Retype all the records with nothing changed.

**MATERIAL SUPPLIED**.
------------------------------

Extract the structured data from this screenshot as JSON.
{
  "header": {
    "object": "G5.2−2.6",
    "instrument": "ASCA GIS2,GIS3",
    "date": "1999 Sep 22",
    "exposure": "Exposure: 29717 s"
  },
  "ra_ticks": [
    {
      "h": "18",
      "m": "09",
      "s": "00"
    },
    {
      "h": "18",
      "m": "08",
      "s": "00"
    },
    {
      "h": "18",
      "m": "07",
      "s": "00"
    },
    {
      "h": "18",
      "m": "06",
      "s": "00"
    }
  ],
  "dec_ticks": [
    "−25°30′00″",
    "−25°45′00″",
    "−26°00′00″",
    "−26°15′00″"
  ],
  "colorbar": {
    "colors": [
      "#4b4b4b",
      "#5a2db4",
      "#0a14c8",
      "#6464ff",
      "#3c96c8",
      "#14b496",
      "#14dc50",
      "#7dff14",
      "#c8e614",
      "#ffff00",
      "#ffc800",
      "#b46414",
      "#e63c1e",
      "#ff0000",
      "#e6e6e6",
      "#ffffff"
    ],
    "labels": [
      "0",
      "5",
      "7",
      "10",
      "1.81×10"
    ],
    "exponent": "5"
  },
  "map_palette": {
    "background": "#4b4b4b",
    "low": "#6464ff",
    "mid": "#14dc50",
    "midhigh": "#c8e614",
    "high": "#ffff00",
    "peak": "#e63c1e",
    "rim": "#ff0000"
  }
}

------------------------------

**COMPLETE ANSWER**.
Extract the structured data from this screenshot as JSON.
{
  "header": {
    "object": "G5.2−2.6",
    "instrument": "ASCA GIS2,GIS3",
    "date": "1999 Sep 22",
    "exposure": "Exposure: 29717 s"
  },
  "ra_ticks": [
    {
      "h": "18",
      "m": "09",
      "s": "00"
    },
    {
      "h": "18",
      "m": "08",
      "s": "00"
    },
    {
      "h": "18",
      "m": "07",
      "s": "00"
    },
    {
      "h": "18",
      "m": "06",
      "s": "00"
    }
  ],
  "dec_ticks": [
    "−25°30′00″",
    "−25°45′00″",
    "−26°00′00″",
    "−26°15′00″"
  ],
  "colorbar": {
    "colors": [
      "#4b4b4b",
      "#5a2db4",
      "#0a14c8",
      "#6464ff",
      "#3c96c8",
      "#14b496",
      "#14dc50",
      "#7dff14",
      "#c8e614",
      "#ffff00",
      "#ffc800",
      "#b46414",
      "#e63c1e",
      "#ff0000",
      "#e6e6e6",
      "#ffffff"
    ],
    "labels": [
      "0",
      "5",
      "7",
      "10",
      "1.81×10"
    ],
    "exponent": "5"
  },
  "map_palette": {
    "background": "#4b4b4b",
    "low": "#6464ff",
    "mid": "#14dc50",
    "midhigh": "#c8e614",
    "high": "#ffff00",
    "peak": "#e63c1e",
    "rim": "#ff0000"
  }
}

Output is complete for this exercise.